▸ **Supplied material**
>>>>

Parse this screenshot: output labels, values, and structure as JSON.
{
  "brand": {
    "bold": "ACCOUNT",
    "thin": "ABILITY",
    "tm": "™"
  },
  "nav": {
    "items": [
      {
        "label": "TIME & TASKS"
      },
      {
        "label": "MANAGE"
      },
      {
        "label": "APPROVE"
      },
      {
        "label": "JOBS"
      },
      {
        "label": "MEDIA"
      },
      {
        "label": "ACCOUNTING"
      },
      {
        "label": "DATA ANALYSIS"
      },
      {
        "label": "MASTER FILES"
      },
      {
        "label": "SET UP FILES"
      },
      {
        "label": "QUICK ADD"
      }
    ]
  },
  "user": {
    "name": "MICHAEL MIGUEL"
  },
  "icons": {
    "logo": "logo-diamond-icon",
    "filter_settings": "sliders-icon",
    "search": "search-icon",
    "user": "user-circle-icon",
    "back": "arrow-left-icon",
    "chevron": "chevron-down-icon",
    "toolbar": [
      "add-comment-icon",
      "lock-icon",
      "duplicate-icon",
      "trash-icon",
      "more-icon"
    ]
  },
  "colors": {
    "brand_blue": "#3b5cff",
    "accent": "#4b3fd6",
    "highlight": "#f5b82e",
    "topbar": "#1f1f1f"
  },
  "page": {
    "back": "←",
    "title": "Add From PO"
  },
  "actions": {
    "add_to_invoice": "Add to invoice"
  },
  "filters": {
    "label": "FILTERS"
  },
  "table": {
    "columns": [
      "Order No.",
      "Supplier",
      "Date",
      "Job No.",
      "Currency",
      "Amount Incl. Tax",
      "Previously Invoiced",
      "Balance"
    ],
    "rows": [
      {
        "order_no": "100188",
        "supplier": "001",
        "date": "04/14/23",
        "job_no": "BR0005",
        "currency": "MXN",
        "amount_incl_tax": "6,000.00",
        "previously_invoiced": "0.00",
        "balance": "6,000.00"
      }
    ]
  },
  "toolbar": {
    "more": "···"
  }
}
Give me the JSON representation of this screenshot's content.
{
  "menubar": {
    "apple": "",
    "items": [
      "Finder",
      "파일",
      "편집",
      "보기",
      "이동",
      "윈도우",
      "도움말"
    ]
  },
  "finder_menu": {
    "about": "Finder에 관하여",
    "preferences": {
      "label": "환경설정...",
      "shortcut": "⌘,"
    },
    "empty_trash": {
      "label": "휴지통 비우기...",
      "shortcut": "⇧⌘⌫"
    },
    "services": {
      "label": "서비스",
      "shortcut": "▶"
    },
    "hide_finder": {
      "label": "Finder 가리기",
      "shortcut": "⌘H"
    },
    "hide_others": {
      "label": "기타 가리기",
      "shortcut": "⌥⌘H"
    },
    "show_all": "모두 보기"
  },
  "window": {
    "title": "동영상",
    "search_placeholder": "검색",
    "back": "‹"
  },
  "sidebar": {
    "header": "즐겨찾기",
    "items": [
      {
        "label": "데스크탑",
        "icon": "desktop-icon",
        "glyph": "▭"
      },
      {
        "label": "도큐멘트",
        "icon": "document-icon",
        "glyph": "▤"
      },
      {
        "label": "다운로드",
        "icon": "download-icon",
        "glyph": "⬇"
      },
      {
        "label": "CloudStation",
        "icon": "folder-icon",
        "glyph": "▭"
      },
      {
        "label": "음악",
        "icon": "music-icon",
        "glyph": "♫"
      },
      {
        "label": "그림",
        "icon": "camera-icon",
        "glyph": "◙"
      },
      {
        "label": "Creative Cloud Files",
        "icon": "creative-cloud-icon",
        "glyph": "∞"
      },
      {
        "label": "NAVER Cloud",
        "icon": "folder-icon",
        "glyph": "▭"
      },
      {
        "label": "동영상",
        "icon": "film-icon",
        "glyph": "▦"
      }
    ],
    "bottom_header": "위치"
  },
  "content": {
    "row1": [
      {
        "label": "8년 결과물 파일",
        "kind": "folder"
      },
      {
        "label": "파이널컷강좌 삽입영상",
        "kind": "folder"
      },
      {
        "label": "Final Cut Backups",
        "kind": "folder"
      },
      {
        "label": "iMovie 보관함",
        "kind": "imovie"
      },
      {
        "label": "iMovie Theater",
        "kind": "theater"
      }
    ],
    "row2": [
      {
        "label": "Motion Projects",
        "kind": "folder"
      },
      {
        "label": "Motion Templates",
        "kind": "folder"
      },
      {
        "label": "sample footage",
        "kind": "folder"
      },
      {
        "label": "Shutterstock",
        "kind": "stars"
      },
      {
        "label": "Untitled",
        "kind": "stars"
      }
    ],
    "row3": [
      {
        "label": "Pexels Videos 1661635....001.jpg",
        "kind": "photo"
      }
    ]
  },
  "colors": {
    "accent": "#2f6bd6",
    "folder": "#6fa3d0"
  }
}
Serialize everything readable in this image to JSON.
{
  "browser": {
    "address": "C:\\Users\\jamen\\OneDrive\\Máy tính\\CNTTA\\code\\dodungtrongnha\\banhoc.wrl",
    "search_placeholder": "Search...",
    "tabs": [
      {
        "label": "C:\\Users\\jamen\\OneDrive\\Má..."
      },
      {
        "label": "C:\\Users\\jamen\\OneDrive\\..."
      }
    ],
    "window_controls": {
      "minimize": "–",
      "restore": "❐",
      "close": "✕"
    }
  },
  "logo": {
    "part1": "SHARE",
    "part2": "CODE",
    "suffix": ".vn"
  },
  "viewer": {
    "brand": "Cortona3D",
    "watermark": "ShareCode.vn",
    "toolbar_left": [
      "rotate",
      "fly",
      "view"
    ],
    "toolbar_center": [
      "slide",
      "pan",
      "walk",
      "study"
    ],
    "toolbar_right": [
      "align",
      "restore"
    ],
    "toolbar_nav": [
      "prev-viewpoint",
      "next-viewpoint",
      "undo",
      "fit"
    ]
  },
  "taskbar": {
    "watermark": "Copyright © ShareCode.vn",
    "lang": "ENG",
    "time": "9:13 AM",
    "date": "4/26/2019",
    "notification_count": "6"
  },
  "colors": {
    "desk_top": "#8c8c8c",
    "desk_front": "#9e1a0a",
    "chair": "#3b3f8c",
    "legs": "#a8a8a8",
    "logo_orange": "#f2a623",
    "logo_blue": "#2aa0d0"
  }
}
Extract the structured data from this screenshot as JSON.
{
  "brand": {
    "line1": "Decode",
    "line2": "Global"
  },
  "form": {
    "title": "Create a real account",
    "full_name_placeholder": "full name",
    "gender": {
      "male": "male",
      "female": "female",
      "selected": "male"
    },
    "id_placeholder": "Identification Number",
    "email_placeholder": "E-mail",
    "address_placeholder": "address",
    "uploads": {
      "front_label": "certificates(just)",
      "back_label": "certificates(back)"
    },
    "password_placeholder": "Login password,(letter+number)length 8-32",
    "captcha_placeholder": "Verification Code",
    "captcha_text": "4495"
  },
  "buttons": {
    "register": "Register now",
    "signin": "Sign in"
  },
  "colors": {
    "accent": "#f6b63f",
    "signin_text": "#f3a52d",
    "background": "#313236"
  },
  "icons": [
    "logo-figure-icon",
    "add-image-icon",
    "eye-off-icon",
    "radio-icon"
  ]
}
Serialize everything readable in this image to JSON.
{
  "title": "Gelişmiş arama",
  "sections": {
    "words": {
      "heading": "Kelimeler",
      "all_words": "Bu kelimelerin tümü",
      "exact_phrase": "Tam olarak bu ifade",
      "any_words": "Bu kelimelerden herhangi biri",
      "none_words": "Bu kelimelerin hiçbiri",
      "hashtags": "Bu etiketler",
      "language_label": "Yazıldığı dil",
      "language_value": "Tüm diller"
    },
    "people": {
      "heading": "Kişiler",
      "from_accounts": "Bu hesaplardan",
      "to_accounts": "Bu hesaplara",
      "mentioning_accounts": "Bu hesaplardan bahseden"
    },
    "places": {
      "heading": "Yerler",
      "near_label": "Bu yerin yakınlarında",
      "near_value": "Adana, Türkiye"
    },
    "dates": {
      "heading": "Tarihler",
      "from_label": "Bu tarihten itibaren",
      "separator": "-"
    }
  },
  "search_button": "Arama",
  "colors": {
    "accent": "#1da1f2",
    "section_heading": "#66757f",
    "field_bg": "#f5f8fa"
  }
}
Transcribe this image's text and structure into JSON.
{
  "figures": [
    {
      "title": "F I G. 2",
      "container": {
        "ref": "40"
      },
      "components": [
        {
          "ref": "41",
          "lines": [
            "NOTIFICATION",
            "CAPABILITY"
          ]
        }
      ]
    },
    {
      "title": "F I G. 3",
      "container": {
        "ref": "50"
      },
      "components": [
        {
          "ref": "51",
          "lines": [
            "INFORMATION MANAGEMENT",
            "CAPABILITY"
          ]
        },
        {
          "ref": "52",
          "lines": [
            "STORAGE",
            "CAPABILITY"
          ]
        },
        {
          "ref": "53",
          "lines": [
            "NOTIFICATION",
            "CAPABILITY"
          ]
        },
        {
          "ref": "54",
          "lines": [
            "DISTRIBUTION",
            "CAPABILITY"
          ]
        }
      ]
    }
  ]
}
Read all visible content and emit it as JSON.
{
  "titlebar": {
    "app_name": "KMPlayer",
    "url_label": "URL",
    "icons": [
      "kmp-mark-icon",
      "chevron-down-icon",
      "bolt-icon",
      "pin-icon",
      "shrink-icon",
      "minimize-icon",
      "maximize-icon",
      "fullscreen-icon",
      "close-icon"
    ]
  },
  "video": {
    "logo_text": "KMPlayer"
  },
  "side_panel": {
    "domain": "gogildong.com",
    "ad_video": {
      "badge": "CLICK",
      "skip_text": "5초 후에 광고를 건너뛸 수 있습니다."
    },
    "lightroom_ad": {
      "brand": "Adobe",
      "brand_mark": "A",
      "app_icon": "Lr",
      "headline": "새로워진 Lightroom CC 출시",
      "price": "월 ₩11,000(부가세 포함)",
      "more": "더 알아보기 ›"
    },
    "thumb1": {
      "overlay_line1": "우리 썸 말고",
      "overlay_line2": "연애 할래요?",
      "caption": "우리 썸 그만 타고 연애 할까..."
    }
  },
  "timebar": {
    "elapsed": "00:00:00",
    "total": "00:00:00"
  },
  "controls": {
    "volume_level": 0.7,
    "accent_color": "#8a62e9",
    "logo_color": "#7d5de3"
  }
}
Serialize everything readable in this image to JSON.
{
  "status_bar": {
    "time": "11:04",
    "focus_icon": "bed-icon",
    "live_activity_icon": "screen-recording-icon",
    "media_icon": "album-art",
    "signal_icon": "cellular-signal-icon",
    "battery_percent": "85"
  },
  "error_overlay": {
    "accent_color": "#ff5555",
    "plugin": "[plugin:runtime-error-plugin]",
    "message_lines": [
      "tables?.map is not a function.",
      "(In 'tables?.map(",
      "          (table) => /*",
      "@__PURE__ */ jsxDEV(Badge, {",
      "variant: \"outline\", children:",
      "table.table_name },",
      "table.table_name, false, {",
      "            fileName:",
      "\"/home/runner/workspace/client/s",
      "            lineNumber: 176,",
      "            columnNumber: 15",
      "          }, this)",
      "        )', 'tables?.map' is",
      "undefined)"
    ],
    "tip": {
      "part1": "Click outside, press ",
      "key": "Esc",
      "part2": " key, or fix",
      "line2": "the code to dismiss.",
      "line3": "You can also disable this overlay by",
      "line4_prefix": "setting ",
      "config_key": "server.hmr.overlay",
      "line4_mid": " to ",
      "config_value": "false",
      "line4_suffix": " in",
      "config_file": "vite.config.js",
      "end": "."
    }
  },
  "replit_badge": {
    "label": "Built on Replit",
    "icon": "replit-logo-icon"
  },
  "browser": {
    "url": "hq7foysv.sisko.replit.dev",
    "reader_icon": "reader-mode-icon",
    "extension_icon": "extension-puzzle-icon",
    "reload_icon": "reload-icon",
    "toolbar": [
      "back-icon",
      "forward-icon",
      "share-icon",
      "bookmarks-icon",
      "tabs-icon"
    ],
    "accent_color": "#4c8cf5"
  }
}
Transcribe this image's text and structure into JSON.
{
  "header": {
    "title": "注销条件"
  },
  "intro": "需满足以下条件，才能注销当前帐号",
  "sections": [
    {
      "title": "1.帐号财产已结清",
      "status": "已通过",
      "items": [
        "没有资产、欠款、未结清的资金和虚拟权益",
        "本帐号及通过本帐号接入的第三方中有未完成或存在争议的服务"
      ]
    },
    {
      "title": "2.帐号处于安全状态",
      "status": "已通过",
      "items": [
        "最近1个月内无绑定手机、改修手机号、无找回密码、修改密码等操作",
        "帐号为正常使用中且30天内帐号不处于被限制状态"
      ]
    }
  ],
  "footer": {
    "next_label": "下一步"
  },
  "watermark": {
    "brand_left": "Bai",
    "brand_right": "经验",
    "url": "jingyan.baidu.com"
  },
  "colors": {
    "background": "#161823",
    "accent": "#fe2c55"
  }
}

<<<<

▸ **Your task**
Work out the count of lines containing the word "hesaplardan", then write only that count.

▸ **Response below**
2